To do ▸ Separate out the lines that hold "JSON".

★ ★ ★ ★

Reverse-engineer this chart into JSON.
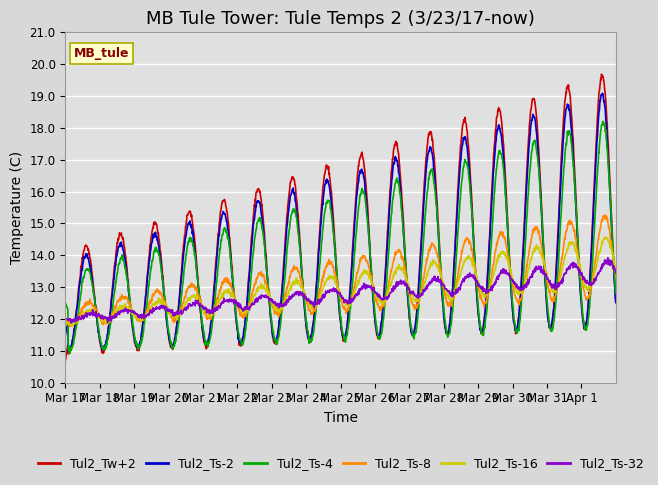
{
  "title": "MB Tule Tower: Tule Temps 2 (3/23/17-now)",
  "xlabel": "Time",
  "ylabel": "Temperature (C)",
  "ylim": [
    10.0,
    21.0
  ],
  "yticks": [
    10.0,
    11.0,
    12.0,
    13.0,
    14.0,
    15.0,
    16.0,
    17.0,
    18.0,
    19.0,
    20.0,
    21.0
  ],
  "xtick_labels": [
    "Mar 17",
    "Mar 18",
    "Mar 19",
    "Mar 20",
    "Mar 21",
    "Mar 22",
    "Mar 23",
    "Mar 24",
    "Mar 25",
    "Mar 26",
    "Mar 27",
    "Mar 28",
    "Mar 29",
    "Mar 30",
    "Mar 31",
    "Apr 1"
  ],
  "legend_labels": [
    "Tul2_Tw+2",
    "Tul2_Ts-2",
    "Tul2_Ts-4",
    "Tul2_Ts-8",
    "Tul2_Ts-16",
    "Tul2_Ts-32"
  ],
  "line_colors": [
    "#cc0000",
    "#0000cc",
    "#00aa00",
    "#ff8800",
    "#cccc00",
    "#8800cc"
  ],
  "station_label": "MB_tule",
  "station_label_color": "#8b0000",
  "station_box_facecolor": "#ffffcc",
  "station_box_edgecolor": "#aaaa00",
  "fig_bg_color": "#d8d8d8",
  "plot_bg_color": "#e0e0e0",
  "grid_color": "#ffffff",
  "title_fontsize": 13,
  "axis_label_fontsize": 10,
  "tick_fontsize": 8.5,
  "legend_fontsize": 9,
  "linewidth": 1.2
}
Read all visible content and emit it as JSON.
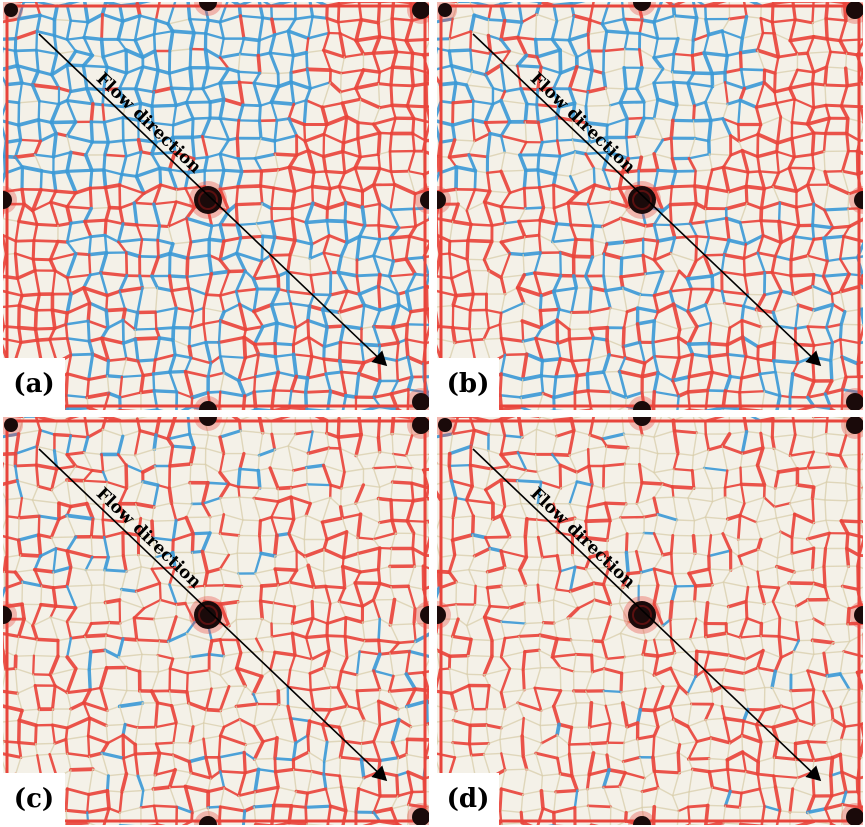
{
  "panels": [
    {
      "id": "a",
      "label": "(a)",
      "annotation": "Flow direction",
      "state": "early",
      "blue_fraction": 0.55,
      "clear_fraction": 0.05
    },
    {
      "id": "b",
      "label": "(b)",
      "annotation": "Flow direction",
      "state": "mid",
      "blue_fraction": 0.45,
      "clear_fraction": 0.18
    },
    {
      "id": "c",
      "label": "(c)",
      "annotation": "Flow direction",
      "state": "late",
      "blue_fraction": 0.18,
      "clear_fraction": 0.5
    },
    {
      "id": "d",
      "label": "(d)",
      "annotation": "Flow direction",
      "state": "final",
      "blue_fraction": 0.08,
      "clear_fraction": 0.62
    }
  ],
  "colors": {
    "oil": "#e8453c",
    "water": "#3d9ad6",
    "residual": "#d9cfae",
    "background": "#f4f1e8",
    "arrow": "#000000",
    "port": "#1a0a0a"
  }
}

★ ★ ★ ★

The result ▸
Reverse-engineer this chart into JSON.
Read all visible content and emit it as JSON.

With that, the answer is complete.